**SELECTED PASSAGE**.
>>>>>

# Climbing on 10% gradient for 15 km...



## bianchi77 (Jul 15, 2008)

Sometimes, when I'm climbing in 10% to 15% gradient, how much power do I need for 12 km/h ? How can I maintain / train my breath ?
I lose my breath if it's long long long climb ...

Anyone has same experience with me...how to overcome that ?


----------



## bas (Jul 30, 2004)

bianchi77 said:


> Sometimes, when I'm climbing in 10% to 15% gradient, how much power do I need for 12 km/h ? How can I maintain / train my breath ?
> I lose my breath if it's long long long climb ...
> 
> Anyone has same experience with me...how to overcome that ?


practice? lower gearing?

what gearing you using??


----------



## sometimerider (Sep 21, 2007)

bianchi77 said:


> Sometimes, when I'm climbing in 10% to 15% gradient, how much power do I need for 12 km/h ? How can I maintain / train my breath ?
> I lose my breath if it's long long long climb ...
> 
> Anyone has same experience with me...how to overcome that ?


If you can climb even a 10k 10% hill at 10 km/hr, you're a much stronger rider than me. In other words, you should expect to be exhausted by trying what you suggest.

(There are various formulas that show what your vertical climbing rate should be (on steep hills) for a given aerobic capacity. Maybe you can find them.)


----------



## 99trek5200 (Jan 26, 2007)

Power required depends on your weight. Using one calculator for a 10% grade you would need between 300-360 watts depending if your weight is between 150 and 200 lbs to maintain 12 kph. Those numbers become 450-575 watts at 12kph if the grade becomes 15%.

Those are pretty high sustained watts. I think that kind of effort makes the best of riders hurt.


----------



## 99trek5200 (Jan 26, 2007)

sometimerider said:


> If you can climb even a 10k 10% hill at 10 km/hr, you're a much stronger rider than me. In other words, you should expect to be exhausted by trying what you suggest.
> 
> (There are various formulas that show what your vertical climbing rate should be (on steep hills) for a given aerobic capacity. Maybe you can find them.)


+1. That climb would have me puking a lung by 3k's.


----------



## bianchi77 (Jul 15, 2008)

<<<<<

**WHAT TO WORK ON**. In the climbing thread, why does 99trek5200 give a range of 300-360 watts instead of one figure for holding 12 km/h on a 10% grade?

**MATERIAL PROVIDED**.
>>>>>

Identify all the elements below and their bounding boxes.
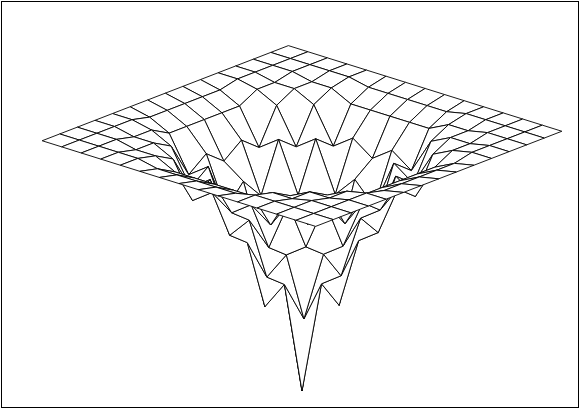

<<<<<

**EXERCISE RESULT**. According to 99trek5200, the power needed depends on the rider's weight. The range covers riders between 150 and 200 lbs, and the post says that range rises to 450-575 watts at 15%.